## [Set exercise]
Output as a numbered list the lines from the start of the records up to and including the line with "- left-tick-label: 70: [383, 703, 414, 732]", omitting blank lines.

>> start

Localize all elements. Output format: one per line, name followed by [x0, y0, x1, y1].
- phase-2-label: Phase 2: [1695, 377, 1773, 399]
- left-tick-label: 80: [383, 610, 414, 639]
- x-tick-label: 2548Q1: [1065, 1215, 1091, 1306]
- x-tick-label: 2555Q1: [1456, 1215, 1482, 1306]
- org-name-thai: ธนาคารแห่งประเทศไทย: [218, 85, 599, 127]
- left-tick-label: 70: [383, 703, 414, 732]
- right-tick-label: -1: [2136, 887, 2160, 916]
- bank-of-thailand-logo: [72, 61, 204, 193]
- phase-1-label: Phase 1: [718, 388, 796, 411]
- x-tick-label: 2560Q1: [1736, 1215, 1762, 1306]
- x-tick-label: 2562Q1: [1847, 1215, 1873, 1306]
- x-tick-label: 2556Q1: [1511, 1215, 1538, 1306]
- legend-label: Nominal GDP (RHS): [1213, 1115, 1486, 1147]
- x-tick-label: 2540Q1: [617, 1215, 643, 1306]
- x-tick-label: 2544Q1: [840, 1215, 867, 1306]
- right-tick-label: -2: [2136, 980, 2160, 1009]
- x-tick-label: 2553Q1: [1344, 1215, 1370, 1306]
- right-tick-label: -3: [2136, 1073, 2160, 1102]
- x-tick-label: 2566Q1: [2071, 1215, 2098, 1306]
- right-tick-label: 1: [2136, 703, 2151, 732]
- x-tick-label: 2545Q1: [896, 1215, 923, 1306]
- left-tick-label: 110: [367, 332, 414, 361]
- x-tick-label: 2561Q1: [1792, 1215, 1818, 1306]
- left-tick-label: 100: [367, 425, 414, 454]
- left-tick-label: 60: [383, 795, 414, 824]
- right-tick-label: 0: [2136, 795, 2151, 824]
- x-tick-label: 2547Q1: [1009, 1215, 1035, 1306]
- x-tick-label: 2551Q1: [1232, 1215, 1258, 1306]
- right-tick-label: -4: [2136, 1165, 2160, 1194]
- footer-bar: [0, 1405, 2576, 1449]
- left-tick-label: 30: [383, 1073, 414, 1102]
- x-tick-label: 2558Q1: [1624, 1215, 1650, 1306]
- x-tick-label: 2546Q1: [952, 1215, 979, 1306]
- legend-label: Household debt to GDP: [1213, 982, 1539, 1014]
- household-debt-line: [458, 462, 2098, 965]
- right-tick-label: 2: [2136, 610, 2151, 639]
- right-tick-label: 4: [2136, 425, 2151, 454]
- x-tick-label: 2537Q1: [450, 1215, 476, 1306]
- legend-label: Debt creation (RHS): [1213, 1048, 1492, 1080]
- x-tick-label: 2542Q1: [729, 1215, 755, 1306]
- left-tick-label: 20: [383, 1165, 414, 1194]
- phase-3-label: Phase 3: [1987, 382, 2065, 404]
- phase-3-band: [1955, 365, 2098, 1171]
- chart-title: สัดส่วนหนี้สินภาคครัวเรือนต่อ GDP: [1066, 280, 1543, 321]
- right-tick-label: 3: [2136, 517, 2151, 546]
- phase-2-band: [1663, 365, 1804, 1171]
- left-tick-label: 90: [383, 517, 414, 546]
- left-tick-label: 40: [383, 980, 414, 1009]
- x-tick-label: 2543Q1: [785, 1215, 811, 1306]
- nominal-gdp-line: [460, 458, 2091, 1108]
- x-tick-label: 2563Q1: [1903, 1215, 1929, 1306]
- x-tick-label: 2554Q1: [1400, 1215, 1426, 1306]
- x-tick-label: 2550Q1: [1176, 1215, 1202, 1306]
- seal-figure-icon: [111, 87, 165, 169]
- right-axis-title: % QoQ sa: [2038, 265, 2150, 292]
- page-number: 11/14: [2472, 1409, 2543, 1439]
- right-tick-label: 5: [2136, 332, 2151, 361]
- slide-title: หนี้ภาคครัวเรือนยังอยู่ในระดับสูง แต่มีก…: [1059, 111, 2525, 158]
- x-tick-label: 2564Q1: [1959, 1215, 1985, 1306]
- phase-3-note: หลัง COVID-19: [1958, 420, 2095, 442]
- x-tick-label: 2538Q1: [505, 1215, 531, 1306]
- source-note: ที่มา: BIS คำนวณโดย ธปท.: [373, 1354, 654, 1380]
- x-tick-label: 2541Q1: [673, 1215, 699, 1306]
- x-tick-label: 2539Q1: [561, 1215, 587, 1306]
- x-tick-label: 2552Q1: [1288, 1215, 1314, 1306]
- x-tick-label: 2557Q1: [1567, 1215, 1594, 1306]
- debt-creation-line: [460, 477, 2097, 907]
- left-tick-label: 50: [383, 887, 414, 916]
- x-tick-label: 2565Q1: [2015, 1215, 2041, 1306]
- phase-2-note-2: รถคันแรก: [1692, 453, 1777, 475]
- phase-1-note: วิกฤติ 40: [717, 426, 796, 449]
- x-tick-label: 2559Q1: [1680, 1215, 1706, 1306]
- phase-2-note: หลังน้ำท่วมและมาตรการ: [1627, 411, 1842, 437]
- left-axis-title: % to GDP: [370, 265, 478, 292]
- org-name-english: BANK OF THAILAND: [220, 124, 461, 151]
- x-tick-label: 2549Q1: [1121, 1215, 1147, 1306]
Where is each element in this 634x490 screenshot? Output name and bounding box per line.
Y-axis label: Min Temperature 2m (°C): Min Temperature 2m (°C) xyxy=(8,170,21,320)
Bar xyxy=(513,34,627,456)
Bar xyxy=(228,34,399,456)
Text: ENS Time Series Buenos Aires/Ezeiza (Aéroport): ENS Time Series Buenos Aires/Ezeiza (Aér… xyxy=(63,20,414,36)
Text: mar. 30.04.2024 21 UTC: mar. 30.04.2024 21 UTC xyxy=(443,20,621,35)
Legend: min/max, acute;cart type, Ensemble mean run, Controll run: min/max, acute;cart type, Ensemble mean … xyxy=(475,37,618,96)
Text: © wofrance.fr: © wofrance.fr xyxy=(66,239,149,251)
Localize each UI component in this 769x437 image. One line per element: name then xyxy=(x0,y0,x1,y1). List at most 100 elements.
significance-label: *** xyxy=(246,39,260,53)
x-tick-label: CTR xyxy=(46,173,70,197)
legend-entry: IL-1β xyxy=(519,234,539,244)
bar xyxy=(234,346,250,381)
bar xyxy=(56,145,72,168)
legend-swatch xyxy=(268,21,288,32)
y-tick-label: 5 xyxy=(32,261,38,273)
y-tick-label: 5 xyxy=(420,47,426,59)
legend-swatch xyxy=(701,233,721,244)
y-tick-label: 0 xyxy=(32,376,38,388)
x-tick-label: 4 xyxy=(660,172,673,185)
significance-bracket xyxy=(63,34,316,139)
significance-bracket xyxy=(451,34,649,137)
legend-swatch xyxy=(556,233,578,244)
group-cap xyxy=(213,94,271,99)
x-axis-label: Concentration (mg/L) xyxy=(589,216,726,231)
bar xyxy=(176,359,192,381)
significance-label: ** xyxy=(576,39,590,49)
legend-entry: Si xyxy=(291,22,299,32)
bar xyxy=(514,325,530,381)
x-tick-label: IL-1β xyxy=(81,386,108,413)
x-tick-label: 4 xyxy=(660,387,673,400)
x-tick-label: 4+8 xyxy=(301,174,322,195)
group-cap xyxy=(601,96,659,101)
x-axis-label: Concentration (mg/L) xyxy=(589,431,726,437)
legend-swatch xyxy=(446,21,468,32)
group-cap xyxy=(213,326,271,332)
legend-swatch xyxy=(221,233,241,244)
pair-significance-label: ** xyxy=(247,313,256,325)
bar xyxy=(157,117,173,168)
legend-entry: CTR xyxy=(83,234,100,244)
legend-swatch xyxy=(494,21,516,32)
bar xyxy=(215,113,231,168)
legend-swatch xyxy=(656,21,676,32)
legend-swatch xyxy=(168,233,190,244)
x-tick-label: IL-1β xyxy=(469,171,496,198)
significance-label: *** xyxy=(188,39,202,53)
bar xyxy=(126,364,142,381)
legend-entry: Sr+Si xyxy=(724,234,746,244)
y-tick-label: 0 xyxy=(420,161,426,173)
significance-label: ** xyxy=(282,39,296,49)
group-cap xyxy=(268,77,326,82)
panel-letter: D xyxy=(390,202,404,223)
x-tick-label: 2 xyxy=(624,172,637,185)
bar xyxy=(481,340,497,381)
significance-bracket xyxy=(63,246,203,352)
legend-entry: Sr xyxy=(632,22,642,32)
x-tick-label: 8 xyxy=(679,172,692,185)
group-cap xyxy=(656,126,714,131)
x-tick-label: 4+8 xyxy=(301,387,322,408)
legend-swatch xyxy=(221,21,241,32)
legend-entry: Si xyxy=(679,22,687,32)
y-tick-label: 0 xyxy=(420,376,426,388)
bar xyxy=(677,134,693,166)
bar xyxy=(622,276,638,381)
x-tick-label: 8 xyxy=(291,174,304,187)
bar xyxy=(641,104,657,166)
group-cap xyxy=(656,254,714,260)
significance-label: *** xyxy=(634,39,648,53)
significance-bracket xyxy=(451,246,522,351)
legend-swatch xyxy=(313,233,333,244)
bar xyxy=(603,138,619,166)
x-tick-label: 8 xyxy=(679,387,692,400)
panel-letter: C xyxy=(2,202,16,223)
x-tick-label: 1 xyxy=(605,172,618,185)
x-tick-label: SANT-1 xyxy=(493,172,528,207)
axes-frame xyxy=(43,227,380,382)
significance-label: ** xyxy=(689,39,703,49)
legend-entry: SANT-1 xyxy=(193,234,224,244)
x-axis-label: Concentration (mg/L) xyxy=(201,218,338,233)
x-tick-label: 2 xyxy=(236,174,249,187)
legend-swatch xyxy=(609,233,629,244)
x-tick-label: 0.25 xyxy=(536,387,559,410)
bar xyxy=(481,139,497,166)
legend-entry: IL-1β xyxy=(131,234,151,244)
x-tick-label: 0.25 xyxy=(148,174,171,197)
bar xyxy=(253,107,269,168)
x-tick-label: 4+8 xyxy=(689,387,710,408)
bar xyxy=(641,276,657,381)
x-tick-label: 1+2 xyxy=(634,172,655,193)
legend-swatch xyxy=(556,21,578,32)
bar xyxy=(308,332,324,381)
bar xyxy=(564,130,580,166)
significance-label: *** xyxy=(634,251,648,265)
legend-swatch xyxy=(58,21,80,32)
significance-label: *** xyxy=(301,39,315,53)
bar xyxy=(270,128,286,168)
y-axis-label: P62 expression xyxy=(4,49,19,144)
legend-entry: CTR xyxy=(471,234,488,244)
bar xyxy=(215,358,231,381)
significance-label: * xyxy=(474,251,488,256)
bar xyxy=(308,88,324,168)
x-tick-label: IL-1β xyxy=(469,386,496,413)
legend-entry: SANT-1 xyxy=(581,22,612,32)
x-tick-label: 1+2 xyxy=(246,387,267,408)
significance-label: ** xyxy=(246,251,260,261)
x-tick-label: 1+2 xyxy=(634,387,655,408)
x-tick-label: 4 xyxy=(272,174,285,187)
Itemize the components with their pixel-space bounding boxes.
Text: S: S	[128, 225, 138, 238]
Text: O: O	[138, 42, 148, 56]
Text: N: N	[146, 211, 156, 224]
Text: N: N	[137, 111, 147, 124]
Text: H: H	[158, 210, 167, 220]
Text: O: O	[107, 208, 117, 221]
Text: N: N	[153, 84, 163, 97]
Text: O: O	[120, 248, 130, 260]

>> end

## [Answer in full]
1. Localize all elements. Output format: one per line, name followed by [x0, y0, x1, y1].
2. - phase-2-label: Phase 2: [1695, 377, 1773, 399]
3. - left-tick-label: 80: [383, 610, 414, 639]
4. - x-tick-label: 2548Q1: [1065, 1215, 1091, 1306]
5. - x-tick-label: 2555Q1: [1456, 1215, 1482, 1306]
6. - org-name-thai: ธนาคารแห่งประเทศไทย: [218, 85, 599, 127]
7. - left-tick-label: 70: [383, 703, 414, 732]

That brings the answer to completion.